Dataset excerpts:
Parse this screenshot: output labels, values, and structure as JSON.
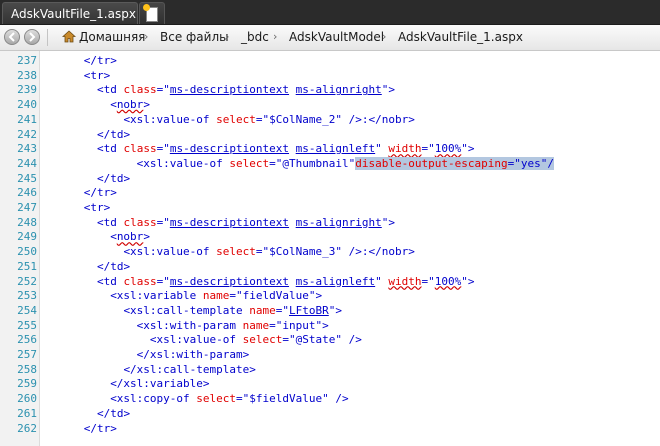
{
  "tabs": {
    "active_label": "AdskVaultFile_1.aspx *"
  },
  "breadcrumb": {
    "items": [
      "Домашняя",
      "Все файлы",
      "_bdc",
      "AdskVaultModel",
      "AdskVaultFile_1.aspx"
    ]
  },
  "colors": {
    "tag": "#0000cc",
    "attribute": "#e00000",
    "line_number": "#2b91af",
    "selection": "#b3c7e0"
  },
  "editor": {
    "lines": [
      {
        "n": "237",
        "segs": [
          [
            "t",
            "</tr>"
          ]
        ]
      },
      {
        "n": "238",
        "segs": [
          [
            "t",
            "<tr>"
          ]
        ]
      },
      {
        "n": "239",
        "segs": [
          [
            "t",
            "<td "
          ],
          [
            "a",
            "class"
          ],
          [
            "t",
            "=\""
          ],
          [
            "vu",
            "ms-descriptiontext"
          ],
          [
            "v",
            " "
          ],
          [
            "vu",
            "ms-alignright"
          ],
          [
            "t",
            "\">"
          ]
        ]
      },
      {
        "n": "240",
        "segs": [
          [
            "t",
            "<"
          ],
          [
            "tq",
            "nobr"
          ],
          [
            "t",
            ">"
          ]
        ]
      },
      {
        "n": "241",
        "segs": [
          [
            "t",
            "<xsl:value-of "
          ],
          [
            "a",
            "select"
          ],
          [
            "t",
            "=\""
          ],
          [
            "v",
            "$ColName_2"
          ],
          [
            "t",
            "\" />:</nobr>"
          ]
        ]
      },
      {
        "n": "242",
        "segs": [
          [
            "t",
            "</td>"
          ]
        ]
      },
      {
        "n": "243",
        "segs": [
          [
            "t",
            "<td "
          ],
          [
            "a",
            "class"
          ],
          [
            "t",
            "=\""
          ],
          [
            "vu",
            "ms-descriptiontext"
          ],
          [
            "v",
            " "
          ],
          [
            "vu",
            "ms-alignleft"
          ],
          [
            "t",
            "\" "
          ],
          [
            "aq",
            "width"
          ],
          [
            "t",
            "=\""
          ],
          [
            "vq",
            "100%"
          ],
          [
            "t",
            "\">"
          ]
        ]
      },
      {
        "n": "244",
        "segs": [
          [
            "t",
            "<xsl:value-of "
          ],
          [
            "a",
            "select"
          ],
          [
            "t",
            "=\""
          ],
          [
            "v",
            "@Thumbnail"
          ],
          [
            "t",
            "\""
          ],
          [
            "as",
            "disable-output-escaping"
          ],
          [
            "ts",
            "=\""
          ],
          [
            "vs",
            "yes"
          ],
          [
            "ts",
            "\"/"
          ]
        ]
      },
      {
        "n": "245",
        "segs": [
          [
            "t",
            "</td>"
          ]
        ]
      },
      {
        "n": "246",
        "segs": [
          [
            "t",
            "</tr>"
          ]
        ]
      },
      {
        "n": "247",
        "segs": [
          [
            "t",
            "<tr>"
          ]
        ]
      },
      {
        "n": "248",
        "segs": [
          [
            "t",
            "<td "
          ],
          [
            "a",
            "class"
          ],
          [
            "t",
            "=\""
          ],
          [
            "vu",
            "ms-descriptiontext"
          ],
          [
            "v",
            " "
          ],
          [
            "vu",
            "ms-alignright"
          ],
          [
            "t",
            "\">"
          ]
        ]
      },
      {
        "n": "249",
        "segs": [
          [
            "t",
            "<"
          ],
          [
            "tq",
            "nobr"
          ],
          [
            "t",
            ">"
          ]
        ]
      },
      {
        "n": "250",
        "segs": [
          [
            "t",
            "<xsl:value-of "
          ],
          [
            "a",
            "select"
          ],
          [
            "t",
            "=\""
          ],
          [
            "v",
            "$ColName_3"
          ],
          [
            "t",
            "\" />:</nobr>"
          ]
        ]
      },
      {
        "n": "251",
        "segs": [
          [
            "t",
            "</td>"
          ]
        ]
      },
      {
        "n": "252",
        "segs": [
          [
            "t",
            "<td "
          ],
          [
            "a",
            "class"
          ],
          [
            "t",
            "=\""
          ],
          [
            "vu",
            "ms-descriptiontext"
          ],
          [
            "v",
            " "
          ],
          [
            "vu",
            "ms-alignleft"
          ],
          [
            "t",
            "\" "
          ],
          [
            "aq",
            "width"
          ],
          [
            "t",
            "=\""
          ],
          [
            "vq",
            "100%"
          ],
          [
            "t",
            "\">"
          ]
        ]
      },
      {
        "n": "253",
        "segs": [
          [
            "t",
            "<xsl:variable "
          ],
          [
            "a",
            "name"
          ],
          [
            "t",
            "=\""
          ],
          [
            "v",
            "fieldValue"
          ],
          [
            "t",
            "\">"
          ]
        ]
      },
      {
        "n": "254",
        "segs": [
          [
            "t",
            "<xsl:call-template "
          ],
          [
            "a",
            "name"
          ],
          [
            "t",
            "=\""
          ],
          [
            "vu",
            "LFtoBR"
          ],
          [
            "t",
            "\">"
          ]
        ]
      },
      {
        "n": "255",
        "segs": [
          [
            "t",
            "<xsl:with-param "
          ],
          [
            "a",
            "name"
          ],
          [
            "t",
            "=\""
          ],
          [
            "v",
            "input"
          ],
          [
            "t",
            "\">"
          ]
        ]
      },
      {
        "n": "256",
        "segs": [
          [
            "t",
            "<xsl:value-of "
          ],
          [
            "a",
            "select"
          ],
          [
            "t",
            "=\""
          ],
          [
            "v",
            "@State"
          ],
          [
            "t",
            "\" />"
          ]
        ]
      },
      {
        "n": "257",
        "segs": [
          [
            "t",
            "</xsl:with-param>"
          ]
        ]
      },
      {
        "n": "258",
        "segs": [
          [
            "t",
            "</xsl:call-template>"
          ]
        ]
      },
      {
        "n": "259",
        "segs": [
          [
            "t",
            "</xsl:variable>"
          ]
        ]
      },
      {
        "n": "260",
        "segs": [
          [
            "t",
            "<xsl:copy-of "
          ],
          [
            "a",
            "select"
          ],
          [
            "t",
            "=\""
          ],
          [
            "v",
            "$fieldValue"
          ],
          [
            "t",
            "\" />"
          ]
        ]
      },
      {
        "n": "261",
        "segs": [
          [
            "t",
            "</td>"
          ]
        ]
      },
      {
        "n": "262",
        "segs": [
          [
            "t",
            "</tr>"
          ]
        ]
      }
    ]
  }
}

- **PROBLEM REQUIREMENTS**: Each record above should come back exactly the same, only without its pictures.

- **EXPECTED ANSWER**:
Parse this screenshot: output labels, values, and structure as JSON.
{
  "tabs": {
    "active_label": "AdskVaultFile_1.aspx *"
  },
  "breadcrumb": {
    "items": [
      "Домашняя",
      "Все файлы",
      "_bdc",
      "AdskVaultModel",
      "AdskVaultFile_1.aspx"
    ]
  },
  "colors": {
    "tag": "#0000cc",
    "attribute": "#e00000",
    "line_number": "#2b91af",
    "selection": "#b3c7e0"
  },
  "editor": {
    "lines": [
      {
        "n": "237",
        "segs": [
          [
            "t",
            "</tr>"
          ]
        ]
      },
      {
        "n": "238",
        "segs": [
          [
            "t",
            "<tr>"
          ]
        ]
      },
      {
        "n": "239",
        "segs": [
          [
            "t",
            "<td "
          ],
          [
            "a",
            "class"
          ],
          [
            "t",
            "=\""
          ],
          [
            "vu",
            "ms-descriptiontext"
          ],
          [
            "v",
            " "
          ],
          [
            "vu",
            "ms-alignright"
          ],
          [
            "t",
            "\">"
          ]
        ]
      },
      {
        "n": "240",
        "segs": [
          [
            "t",
            "<"
          ],
          [
            "tq",
            "nobr"
          ],
          [
            "t",
            ">"
          ]
        ]
      },
      {
        "n": "241",
        "segs": [
          [
            "t",
            "<xsl:value-of "
          ],
          [
            "a",
            "select"
          ],
          [
            "t",
            "=\""
          ],
          [
            "v",
            "$ColName_2"
          ],
          [
            "t",
            "\" />:</nobr>"
          ]
        ]
      },
      {
        "n": "242",
        "segs": [
          [
            "t",
            "</td>"
          ]
        ]
      },
      {
        "n": "243",
        "segs": [
          [
            "t",
            "<td "
          ],
          [
            "a",
            "class"
          ],
          [
            "t",
            "=\""
          ],
          [
            "vu",
            "ms-descriptiontext"
          ],
          [
            "v",
            " "
          ],
          [
            "vu",
            "ms-alignleft"
          ],
          [
            "t",
            "\" "
          ],
          [
            "aq",
            "width"
          ],
          [
            "t",
            "=\""
          ],
          [
            "vq",
            "100%"
          ],
          [
            "t",
            "\">"
          ]
        ]
      },
      {
        "n": "244",
        "segs": [
          [
            "t",
            "<xsl:value-of "
          ],
          [
            "a",
            "select"
          ],
          [
            "t",
            "=\""
          ],
          [
            "v",
            "@Thumbnail"
          ],
          [
            "t",
            "\""
          ],
          [
            "as",
            "disable-output-escaping"
          ],
          [
            "ts",
            "=\""
          ],
          [
            "vs",
            "yes"
          ],
          [
            "ts",
            "\"/"
          ]
        ]
      },
      {
        "n": "245",
        "segs": [
          [
            "t",
            "</td>"
          ]
        ]
      },
      {
        "n": "246",
        "segs": [
          [
            "t",
            "</tr>"
          ]
        ]
      },
      {
        "n": "247",
        "segs": [
          [
            "t",
            "<tr>"
          ]
        ]
      },
      {
        "n": "248",
        "segs": [
          [
            "t",
            "<td "
          ],
          [
            "a",
            "class"
          ],
          [
            "t",
            "=\""
          ],
          [
            "vu",
            "ms-descriptiontext"
          ],
          [
            "v",
            " "
          ],
          [
            "vu",
            "ms-alignright"
          ],
          [
            "t",
            "\">"
          ]
        ]
      },
      {
        "n": "249",
        "segs": [
          [
            "t",
            "<"
          ],
          [
            "tq",
            "nobr"
          ],
          [
            "t",
            ">"
          ]
        ]
      },
      {
        "n": "250",
        "segs": [
          [
            "t",
            "<xsl:value-of "
          ],
          [
            "a",
            "select"
          ],
          [
            "t",
            "=\""
          ],
          [
            "v",
            "$ColName_3"
          ],
          [
            "t",
            "\" />:</nobr>"
          ]
        ]
      },
      {
        "n": "251",
        "segs": [
          [
            "t",
            "</td>"
          ]
        ]
      },
      {
        "n": "252",
        "segs": [
          [
            "t",
            "<td "
          ],
          [
            "a",
            "class"
          ],
          [
            "t",
            "=\""
          ],
          [
            "vu",
            "ms-descriptiontext"
          ],
          [
            "v",
            " "
          ],
          [
            "vu",
            "ms-alignleft"
          ],
          [
            "t",
            "\" "
          ],
          [
            "aq",
            "width"
          ],
          [
            "t",
            "=\""
          ],
          [
            "vq",
            "100%"
          ],
          [
            "t",
            "\">"
          ]
        ]
      },
      {
        "n": "253",
        "segs": [
          [
            "t",
            "<xsl:variable "
          ],
          [
            "a",
            "name"
          ],
          [
            "t",
            "=\""
          ],
          [
            "v",
            "fieldValue"
          ],
          [
            "t",
            "\">"
          ]
        ]
      },
      {
        "n": "254",
        "segs": [
          [
            "t",
            "<xsl:call-template "
          ],
          [
            "a",
            "name"
          ],
          [
            "t",
            "=\""
          ],
          [
            "vu",
            "LFtoBR"
          ],
          [
            "t",
            "\">"
          ]
        ]
      },
      {
        "n": "255",
        "segs": [
          [
            "t",
            "<xsl:with-param "
          ],
          [
            "a",
            "name"
          ],
          [
            "t",
            "=\""
          ],
          [
            "v",
            "input"
          ],
          [
            "t",
            "\">"
          ]
        ]
      },
      {
        "n": "256",
        "segs": [
          [
            "t",
            "<xsl:value-of "
          ],
          [
            "a",
            "select"
          ],
          [
            "t",
            "=\""
          ],
          [
            "v",
            "@State"
          ],
          [
            "t",
            "\" />"
          ]
        ]
      },
      {
        "n": "257",
        "segs": [
          [
            "t",
            "</xsl:with-param>"
          ]
        ]
      },
      {
        "n": "258",
        "segs": [
          [
            "t",
            "</xsl:call-template>"
          ]
        ]
      },
      {
        "n": "259",
        "segs": [
          [
            "t",
            "</xsl:variable>"
          ]
        ]
      },
      {
        "n": "260",
        "segs": [
          [
            "t",
            "<xsl:copy-of "
          ],
          [
            "a",
            "select"
          ],
          [
            "t",
            "=\""
          ],
          [
            "v",
            "$fieldValue"
          ],
          [
            "t",
            "\" />"
          ]
        ]
      },
      {
        "n": "261",
        "segs": [
          [
            "t",
            "</td>"
          ]
        ]
      },
      {
        "n": "262",
        "segs": [
          [
            "t",
            "</tr>"
          ]
        ]
      }
    ]
  }
}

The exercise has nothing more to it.